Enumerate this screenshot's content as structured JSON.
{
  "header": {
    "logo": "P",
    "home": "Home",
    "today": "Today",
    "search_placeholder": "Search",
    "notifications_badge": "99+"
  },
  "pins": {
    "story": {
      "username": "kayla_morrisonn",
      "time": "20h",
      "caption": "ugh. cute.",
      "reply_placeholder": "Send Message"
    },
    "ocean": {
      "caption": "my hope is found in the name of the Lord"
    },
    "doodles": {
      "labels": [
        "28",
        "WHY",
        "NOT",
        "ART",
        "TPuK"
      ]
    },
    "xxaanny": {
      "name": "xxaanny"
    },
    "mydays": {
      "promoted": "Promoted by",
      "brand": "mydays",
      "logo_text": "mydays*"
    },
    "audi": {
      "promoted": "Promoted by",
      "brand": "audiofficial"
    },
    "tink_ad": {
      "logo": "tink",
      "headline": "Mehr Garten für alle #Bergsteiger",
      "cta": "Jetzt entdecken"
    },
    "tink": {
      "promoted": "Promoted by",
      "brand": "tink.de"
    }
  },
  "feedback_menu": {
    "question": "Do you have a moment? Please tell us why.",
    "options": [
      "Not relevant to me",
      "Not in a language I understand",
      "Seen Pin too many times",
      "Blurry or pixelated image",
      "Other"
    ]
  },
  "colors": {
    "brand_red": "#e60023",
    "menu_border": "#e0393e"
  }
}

■ ■ ■ ■ ■

EXERCISE DESCRIPTION:
Write out the whole listing again, exactly as it stands.

RESPONSE:
Enumerate this screenshot's content as structured JSON.
{
  "header": {
    "logo": "P",
    "home": "Home",
    "today": "Today",
    "search_placeholder": "Search",
    "notifications_badge": "99+"
  },
  "pins": {
    "story": {
      "username": "kayla_morrisonn",
      "time": "20h",
      "caption": "ugh. cute.",
      "reply_placeholder": "Send Message"
    },
    "ocean": {
      "caption": "my hope is found in the name of the Lord"
    },
    "doodles": {
      "labels": [
        "28",
        "WHY",
        "NOT",
        "ART",
        "TPuK"
      ]
    },
    "xxaanny": {
      "name": "xxaanny"
    },
    "mydays": {
      "promoted": "Promoted by",
      "brand": "mydays",
      "logo_text": "mydays*"
    },
    "audi": {
      "promoted": "Promoted by",
      "brand": "audiofficial"
    },
    "tink_ad": {
      "logo": "tink",
      "headline": "Mehr Garten für alle #Bergsteiger",
      "cta": "Jetzt entdecken"
    },
    "tink": {
      "promoted": "Promoted by",
      "brand": "tink.de"
    }
  },
  "feedback_menu": {
    "question": "Do you have a moment? Please tell us why.",
    "options": [
      "Not relevant to me",
      "Not in a language I understand",
      "Seen Pin too many times",
      "Blurry or pixelated image",
      "Other"
    ]
  },
  "colors": {
    "brand_red": "#e60023",
    "menu_border": "#e0393e"
  }
}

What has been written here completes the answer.